>> start

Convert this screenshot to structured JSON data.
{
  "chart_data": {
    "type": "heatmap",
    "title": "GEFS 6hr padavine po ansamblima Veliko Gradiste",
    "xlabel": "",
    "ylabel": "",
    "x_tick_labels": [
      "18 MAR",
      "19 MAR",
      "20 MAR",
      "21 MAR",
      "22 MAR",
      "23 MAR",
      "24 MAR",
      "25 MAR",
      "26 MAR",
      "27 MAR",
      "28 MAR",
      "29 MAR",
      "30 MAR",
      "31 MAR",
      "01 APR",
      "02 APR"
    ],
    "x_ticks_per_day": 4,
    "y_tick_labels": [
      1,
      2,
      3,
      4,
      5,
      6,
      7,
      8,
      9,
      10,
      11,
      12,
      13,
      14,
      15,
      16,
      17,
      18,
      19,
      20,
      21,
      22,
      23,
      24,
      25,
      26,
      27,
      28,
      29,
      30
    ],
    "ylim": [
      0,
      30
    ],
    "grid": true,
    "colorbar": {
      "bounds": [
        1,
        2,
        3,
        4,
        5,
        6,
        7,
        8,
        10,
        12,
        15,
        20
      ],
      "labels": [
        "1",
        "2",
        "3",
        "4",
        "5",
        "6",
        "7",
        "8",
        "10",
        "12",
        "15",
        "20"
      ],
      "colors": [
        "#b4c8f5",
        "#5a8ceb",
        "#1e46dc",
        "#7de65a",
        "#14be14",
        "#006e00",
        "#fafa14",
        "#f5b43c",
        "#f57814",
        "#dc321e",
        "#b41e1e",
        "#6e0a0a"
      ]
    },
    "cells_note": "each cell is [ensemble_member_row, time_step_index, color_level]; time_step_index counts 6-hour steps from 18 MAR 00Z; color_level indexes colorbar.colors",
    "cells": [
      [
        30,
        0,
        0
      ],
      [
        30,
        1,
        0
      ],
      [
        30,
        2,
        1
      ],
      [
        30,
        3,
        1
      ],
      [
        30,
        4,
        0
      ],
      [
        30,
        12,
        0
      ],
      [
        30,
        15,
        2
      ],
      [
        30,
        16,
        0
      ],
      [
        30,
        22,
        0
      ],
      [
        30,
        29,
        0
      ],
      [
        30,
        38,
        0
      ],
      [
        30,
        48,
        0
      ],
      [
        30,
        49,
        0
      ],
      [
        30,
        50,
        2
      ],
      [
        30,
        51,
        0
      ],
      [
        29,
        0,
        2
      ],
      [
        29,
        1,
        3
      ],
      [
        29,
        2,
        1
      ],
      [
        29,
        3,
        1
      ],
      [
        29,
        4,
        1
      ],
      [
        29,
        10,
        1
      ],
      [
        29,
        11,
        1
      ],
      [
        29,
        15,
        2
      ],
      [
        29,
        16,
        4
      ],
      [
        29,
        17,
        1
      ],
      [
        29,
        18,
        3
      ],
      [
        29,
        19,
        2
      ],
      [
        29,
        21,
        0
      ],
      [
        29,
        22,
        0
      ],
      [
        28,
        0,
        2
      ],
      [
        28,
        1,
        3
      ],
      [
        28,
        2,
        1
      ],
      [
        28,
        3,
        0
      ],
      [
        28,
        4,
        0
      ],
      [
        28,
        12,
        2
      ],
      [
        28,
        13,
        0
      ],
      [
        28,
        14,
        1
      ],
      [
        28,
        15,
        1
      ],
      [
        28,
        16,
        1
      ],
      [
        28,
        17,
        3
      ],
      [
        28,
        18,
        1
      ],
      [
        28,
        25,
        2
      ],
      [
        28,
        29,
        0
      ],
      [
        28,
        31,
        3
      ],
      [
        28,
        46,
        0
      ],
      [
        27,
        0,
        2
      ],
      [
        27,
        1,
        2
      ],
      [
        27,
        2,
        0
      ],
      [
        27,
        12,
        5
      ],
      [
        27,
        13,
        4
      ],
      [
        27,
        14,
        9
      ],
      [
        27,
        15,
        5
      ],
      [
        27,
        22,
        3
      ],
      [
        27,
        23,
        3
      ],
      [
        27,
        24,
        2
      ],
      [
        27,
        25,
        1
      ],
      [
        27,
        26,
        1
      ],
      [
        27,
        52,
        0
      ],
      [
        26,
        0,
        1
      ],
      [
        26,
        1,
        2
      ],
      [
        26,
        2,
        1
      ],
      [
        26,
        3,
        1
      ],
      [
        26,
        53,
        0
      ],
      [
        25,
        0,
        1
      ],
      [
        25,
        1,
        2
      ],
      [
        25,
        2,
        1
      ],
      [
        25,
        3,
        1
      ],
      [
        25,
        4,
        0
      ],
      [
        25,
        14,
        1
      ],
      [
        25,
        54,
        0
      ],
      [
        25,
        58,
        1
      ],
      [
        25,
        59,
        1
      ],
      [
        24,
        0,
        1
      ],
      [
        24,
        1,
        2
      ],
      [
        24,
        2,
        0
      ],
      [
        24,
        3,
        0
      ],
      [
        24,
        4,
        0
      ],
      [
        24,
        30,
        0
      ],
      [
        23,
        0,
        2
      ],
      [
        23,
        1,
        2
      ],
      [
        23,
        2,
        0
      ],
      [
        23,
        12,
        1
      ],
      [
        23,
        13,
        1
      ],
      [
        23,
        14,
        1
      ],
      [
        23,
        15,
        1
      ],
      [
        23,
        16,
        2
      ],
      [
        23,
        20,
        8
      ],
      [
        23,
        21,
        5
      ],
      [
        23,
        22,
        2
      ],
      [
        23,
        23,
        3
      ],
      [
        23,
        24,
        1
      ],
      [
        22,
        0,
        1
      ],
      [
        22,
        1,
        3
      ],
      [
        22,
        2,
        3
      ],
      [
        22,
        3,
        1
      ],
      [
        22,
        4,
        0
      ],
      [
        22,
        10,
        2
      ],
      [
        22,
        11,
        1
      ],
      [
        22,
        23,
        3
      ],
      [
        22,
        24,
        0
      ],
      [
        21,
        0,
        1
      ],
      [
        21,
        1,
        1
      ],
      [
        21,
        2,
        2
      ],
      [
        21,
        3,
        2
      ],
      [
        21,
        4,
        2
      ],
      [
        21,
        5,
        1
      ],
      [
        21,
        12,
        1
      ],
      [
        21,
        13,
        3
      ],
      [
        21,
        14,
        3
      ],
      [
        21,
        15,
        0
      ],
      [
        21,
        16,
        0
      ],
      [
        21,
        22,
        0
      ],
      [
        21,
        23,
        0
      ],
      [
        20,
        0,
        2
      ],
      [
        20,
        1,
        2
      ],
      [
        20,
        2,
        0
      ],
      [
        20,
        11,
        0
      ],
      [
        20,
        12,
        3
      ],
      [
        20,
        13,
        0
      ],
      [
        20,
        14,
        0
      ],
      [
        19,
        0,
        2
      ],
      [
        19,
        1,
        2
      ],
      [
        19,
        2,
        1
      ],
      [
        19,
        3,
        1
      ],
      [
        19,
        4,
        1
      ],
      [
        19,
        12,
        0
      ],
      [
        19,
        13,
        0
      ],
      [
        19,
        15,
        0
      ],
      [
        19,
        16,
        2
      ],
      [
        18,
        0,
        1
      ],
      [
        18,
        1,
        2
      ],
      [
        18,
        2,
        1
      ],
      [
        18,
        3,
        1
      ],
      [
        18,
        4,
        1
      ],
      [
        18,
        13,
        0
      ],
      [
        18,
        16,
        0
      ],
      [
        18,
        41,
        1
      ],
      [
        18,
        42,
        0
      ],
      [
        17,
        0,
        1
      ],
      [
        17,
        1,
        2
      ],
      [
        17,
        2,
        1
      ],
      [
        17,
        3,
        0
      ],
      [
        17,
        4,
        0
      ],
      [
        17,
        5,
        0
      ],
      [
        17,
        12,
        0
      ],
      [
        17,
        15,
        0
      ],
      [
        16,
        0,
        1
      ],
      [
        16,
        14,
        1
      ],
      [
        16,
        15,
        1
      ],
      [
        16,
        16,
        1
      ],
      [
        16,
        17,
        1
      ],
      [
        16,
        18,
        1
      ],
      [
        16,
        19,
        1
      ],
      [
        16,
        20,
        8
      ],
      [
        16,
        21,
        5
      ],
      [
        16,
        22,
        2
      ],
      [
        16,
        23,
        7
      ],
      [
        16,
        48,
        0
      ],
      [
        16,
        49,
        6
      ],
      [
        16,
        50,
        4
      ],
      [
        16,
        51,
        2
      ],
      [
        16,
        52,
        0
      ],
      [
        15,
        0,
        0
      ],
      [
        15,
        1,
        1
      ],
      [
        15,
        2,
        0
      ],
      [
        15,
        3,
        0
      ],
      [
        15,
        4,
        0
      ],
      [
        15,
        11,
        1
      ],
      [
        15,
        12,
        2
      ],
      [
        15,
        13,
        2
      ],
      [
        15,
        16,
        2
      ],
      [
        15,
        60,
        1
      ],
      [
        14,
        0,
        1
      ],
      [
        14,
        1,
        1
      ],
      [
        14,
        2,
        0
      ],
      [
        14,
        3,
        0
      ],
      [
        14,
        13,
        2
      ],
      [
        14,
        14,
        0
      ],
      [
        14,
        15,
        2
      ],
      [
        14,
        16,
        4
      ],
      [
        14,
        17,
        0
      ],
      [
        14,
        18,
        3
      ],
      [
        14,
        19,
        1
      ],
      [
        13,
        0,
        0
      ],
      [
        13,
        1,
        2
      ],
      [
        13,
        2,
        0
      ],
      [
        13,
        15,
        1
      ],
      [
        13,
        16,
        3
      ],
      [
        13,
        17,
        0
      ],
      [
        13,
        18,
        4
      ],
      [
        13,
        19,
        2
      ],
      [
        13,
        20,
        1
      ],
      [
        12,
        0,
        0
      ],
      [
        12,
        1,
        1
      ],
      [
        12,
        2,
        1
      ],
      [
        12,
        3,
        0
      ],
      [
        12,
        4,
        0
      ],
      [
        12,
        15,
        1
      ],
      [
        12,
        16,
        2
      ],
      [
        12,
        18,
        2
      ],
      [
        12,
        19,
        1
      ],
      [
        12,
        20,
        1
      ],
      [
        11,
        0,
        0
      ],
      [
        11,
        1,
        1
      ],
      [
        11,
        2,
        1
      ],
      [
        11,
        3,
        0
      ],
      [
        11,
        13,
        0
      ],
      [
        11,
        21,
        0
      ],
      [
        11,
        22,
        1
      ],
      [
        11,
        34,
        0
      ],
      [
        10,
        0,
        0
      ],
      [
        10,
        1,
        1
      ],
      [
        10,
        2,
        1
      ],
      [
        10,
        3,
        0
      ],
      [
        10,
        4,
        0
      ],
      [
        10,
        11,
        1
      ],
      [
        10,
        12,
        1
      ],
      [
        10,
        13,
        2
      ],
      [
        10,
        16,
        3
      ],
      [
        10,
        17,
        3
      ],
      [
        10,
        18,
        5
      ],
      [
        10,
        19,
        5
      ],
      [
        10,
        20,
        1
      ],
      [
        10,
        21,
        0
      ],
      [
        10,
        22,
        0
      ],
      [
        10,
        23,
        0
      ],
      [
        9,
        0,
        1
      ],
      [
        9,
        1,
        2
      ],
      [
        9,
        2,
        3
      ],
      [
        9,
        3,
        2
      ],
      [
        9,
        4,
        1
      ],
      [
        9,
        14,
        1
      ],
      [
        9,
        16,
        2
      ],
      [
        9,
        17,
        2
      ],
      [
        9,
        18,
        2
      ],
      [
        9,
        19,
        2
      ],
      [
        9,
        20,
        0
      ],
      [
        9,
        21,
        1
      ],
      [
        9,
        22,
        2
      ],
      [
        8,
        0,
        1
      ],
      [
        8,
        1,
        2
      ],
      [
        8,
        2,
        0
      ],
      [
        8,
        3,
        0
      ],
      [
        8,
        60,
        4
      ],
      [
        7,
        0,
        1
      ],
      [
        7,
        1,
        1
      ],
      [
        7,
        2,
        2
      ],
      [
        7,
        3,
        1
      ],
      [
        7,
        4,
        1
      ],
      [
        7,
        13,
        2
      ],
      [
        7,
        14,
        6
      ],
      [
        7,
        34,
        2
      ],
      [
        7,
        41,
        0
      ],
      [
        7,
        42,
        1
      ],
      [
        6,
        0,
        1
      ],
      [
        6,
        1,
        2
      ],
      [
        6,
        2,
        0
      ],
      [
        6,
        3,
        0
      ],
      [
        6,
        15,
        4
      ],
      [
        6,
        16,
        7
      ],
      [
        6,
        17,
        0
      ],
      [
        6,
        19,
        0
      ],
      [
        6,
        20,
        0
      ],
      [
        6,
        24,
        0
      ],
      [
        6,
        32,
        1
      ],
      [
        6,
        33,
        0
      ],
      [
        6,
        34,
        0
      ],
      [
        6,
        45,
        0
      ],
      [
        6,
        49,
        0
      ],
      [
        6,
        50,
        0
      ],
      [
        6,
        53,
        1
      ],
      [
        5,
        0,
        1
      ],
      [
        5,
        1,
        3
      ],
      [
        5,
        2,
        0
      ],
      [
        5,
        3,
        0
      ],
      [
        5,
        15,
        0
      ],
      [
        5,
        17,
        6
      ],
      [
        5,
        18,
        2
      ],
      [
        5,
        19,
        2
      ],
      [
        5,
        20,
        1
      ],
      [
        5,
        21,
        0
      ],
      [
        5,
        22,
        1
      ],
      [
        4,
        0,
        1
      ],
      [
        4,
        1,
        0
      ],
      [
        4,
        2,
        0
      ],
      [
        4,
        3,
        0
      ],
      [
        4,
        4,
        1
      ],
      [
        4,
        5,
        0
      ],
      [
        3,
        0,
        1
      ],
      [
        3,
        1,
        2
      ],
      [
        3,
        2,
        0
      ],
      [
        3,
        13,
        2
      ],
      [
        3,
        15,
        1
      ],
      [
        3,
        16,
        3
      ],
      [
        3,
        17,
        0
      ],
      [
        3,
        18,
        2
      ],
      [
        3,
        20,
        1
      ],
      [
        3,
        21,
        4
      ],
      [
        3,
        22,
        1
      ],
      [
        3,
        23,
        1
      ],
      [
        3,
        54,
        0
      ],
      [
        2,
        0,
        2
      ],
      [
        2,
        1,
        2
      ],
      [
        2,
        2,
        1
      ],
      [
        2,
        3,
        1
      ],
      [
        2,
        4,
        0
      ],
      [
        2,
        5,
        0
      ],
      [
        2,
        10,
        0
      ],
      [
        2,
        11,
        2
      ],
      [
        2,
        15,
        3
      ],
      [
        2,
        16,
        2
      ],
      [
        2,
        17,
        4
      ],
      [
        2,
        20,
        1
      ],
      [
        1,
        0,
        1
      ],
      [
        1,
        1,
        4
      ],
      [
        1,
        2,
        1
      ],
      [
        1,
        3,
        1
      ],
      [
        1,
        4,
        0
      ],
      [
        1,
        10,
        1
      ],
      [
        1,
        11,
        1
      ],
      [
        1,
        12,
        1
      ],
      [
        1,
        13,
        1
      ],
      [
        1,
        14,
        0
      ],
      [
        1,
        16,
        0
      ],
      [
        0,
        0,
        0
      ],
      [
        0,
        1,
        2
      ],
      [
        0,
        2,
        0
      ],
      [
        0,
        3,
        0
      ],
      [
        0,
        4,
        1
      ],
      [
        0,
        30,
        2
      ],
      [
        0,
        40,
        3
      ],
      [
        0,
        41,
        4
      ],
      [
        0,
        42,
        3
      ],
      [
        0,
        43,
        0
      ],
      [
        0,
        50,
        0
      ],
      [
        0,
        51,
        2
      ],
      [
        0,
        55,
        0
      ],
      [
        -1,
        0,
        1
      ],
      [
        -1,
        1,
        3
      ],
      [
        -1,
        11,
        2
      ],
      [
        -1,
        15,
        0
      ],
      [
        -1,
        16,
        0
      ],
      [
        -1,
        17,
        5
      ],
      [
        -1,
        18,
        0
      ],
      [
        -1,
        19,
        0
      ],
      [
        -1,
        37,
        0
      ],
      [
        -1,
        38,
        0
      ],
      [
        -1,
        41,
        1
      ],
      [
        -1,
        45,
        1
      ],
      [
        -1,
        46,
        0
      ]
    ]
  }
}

>> end

→ **TASK OBJECTIVE**:
Search the material above for "colorbar". Pull out each line where it shows up.

→ **RESULT**:
    "colorbar": {
    "cells_note": "each cell is [ensemble_member_row, time_step_index, color_level]; time_step_index counts 6-hour steps from 18 MAR 00Z; color_level indexes colorbar.colors",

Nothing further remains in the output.